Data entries
........

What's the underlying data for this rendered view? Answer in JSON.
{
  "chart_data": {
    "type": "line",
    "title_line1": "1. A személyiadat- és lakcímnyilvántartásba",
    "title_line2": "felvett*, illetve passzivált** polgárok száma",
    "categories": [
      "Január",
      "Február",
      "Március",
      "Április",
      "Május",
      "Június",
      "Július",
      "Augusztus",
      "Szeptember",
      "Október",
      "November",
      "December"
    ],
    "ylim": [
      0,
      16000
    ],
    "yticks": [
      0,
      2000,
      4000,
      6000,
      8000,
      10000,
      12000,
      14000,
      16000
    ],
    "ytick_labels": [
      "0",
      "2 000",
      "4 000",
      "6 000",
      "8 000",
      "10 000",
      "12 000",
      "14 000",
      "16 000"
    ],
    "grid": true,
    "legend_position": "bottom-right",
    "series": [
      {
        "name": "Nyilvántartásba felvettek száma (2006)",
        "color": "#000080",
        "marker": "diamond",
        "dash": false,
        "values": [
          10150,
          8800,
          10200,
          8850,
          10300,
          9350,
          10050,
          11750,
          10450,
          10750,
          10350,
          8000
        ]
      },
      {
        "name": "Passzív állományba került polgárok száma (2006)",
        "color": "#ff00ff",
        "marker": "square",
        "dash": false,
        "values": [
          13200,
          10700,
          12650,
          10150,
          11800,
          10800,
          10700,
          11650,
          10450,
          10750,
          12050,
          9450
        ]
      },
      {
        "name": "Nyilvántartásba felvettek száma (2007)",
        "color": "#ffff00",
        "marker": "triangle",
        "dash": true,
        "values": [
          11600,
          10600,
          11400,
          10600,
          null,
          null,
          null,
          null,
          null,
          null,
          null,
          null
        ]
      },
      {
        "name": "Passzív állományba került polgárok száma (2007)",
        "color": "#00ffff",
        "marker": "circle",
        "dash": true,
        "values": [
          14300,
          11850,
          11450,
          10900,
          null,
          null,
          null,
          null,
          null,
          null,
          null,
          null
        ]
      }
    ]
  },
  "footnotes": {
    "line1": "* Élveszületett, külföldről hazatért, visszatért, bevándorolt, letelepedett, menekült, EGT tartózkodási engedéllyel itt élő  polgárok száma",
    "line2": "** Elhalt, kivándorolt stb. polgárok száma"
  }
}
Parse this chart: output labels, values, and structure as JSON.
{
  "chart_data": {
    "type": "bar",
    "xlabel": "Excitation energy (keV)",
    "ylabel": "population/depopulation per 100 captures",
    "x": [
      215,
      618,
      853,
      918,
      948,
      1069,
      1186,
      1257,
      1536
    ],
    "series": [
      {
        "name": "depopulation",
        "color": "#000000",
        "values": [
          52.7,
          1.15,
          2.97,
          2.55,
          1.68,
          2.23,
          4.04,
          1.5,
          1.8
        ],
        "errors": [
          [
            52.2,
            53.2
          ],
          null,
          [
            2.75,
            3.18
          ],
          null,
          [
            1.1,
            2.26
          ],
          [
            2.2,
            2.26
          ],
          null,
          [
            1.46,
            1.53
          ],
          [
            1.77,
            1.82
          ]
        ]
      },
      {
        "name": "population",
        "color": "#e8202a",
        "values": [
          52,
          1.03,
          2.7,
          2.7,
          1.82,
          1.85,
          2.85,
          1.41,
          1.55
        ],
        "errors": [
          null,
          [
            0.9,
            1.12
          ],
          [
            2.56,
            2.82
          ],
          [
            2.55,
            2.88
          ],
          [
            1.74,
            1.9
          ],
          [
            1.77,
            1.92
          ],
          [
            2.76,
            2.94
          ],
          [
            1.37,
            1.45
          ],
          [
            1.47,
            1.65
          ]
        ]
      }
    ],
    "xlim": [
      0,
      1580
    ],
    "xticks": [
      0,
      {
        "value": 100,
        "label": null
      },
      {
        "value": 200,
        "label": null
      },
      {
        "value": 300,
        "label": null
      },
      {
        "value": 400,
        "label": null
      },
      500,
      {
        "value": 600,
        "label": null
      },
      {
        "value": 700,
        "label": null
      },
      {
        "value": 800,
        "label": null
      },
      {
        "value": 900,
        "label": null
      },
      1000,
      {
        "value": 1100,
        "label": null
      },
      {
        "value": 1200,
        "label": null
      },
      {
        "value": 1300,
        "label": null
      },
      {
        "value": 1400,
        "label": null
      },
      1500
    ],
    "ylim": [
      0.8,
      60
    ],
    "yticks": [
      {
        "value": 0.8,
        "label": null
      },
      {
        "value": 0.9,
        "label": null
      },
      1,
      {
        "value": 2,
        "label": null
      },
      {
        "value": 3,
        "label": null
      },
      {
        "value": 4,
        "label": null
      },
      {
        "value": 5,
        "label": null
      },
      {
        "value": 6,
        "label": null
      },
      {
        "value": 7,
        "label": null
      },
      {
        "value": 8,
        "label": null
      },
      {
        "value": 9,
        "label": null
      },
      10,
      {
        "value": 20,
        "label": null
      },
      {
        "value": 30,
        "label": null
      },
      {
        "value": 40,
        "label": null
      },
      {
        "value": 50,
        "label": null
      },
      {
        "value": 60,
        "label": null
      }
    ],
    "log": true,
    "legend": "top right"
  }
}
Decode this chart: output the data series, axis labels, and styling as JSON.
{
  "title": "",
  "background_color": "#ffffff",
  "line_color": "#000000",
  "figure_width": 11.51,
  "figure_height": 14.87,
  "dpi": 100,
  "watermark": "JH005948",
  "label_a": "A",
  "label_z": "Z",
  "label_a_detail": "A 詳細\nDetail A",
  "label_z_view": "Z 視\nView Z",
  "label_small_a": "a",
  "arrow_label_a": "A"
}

........

[Aim] Only the number is wanted: how many lines above include the word "depopulation"?

[Answer to this problem] 2